## WORK INSTRUCTIONS
Find each line containing the word "μτφρ" and report how many there are. Add nothing else.

Excerpt from a dataset:
▼
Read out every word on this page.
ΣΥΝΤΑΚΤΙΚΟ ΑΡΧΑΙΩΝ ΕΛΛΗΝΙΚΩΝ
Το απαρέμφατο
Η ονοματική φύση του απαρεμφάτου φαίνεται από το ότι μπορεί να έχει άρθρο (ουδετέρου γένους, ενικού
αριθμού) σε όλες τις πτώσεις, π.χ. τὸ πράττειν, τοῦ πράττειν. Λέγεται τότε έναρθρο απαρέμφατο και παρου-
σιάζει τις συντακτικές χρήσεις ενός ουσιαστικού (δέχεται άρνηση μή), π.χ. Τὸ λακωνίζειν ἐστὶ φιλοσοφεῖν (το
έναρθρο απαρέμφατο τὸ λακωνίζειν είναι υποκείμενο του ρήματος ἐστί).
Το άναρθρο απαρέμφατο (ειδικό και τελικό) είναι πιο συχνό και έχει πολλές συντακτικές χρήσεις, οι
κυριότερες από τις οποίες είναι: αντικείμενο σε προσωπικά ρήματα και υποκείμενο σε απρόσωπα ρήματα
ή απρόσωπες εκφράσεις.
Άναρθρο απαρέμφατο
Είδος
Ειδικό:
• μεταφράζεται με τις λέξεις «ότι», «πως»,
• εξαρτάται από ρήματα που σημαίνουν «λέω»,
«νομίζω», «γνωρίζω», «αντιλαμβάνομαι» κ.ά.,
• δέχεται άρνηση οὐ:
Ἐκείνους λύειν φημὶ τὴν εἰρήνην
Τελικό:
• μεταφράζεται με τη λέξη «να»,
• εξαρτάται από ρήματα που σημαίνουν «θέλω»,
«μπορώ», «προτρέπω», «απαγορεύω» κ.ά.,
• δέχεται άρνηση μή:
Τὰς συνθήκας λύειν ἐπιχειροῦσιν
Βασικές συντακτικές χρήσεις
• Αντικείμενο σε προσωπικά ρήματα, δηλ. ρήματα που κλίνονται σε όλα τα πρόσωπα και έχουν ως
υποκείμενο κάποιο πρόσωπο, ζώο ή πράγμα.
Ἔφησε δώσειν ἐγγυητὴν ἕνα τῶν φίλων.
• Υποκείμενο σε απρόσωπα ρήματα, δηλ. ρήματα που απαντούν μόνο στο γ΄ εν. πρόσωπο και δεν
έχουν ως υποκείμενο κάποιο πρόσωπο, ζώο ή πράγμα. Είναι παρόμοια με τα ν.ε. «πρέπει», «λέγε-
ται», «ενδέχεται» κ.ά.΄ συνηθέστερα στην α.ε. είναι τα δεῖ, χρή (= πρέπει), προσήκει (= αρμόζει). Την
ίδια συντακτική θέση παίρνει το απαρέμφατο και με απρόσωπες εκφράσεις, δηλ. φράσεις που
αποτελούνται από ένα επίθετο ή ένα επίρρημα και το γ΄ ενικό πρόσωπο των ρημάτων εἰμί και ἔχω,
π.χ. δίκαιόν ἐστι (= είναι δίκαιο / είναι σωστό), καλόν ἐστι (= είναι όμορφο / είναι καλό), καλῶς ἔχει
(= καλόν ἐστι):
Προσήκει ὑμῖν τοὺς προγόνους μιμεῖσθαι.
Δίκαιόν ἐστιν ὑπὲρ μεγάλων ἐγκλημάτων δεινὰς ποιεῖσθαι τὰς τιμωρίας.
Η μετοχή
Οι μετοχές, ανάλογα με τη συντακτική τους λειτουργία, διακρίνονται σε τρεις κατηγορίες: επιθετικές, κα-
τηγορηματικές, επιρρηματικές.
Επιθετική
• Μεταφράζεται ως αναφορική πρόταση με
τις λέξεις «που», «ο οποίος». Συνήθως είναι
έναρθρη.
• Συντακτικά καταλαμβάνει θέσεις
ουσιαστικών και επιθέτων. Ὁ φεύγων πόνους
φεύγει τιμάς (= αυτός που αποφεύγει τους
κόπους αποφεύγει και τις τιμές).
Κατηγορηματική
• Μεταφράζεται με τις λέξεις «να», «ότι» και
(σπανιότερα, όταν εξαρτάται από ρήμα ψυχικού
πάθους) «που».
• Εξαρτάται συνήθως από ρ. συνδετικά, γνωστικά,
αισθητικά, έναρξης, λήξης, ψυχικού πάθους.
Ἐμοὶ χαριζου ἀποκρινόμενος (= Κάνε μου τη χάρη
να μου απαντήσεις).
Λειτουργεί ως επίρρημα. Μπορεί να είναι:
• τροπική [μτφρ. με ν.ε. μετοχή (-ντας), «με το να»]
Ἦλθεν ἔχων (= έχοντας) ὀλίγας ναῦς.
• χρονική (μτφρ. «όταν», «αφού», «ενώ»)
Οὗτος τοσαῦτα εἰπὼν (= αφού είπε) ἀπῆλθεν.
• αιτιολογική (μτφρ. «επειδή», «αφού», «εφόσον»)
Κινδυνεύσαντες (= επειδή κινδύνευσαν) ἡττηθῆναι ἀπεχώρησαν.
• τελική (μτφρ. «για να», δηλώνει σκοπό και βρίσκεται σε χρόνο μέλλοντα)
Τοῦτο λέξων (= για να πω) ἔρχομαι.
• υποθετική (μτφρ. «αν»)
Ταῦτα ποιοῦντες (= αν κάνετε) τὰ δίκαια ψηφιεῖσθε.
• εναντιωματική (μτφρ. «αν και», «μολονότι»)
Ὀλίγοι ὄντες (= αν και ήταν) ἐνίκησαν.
▲
## THE RESULT
6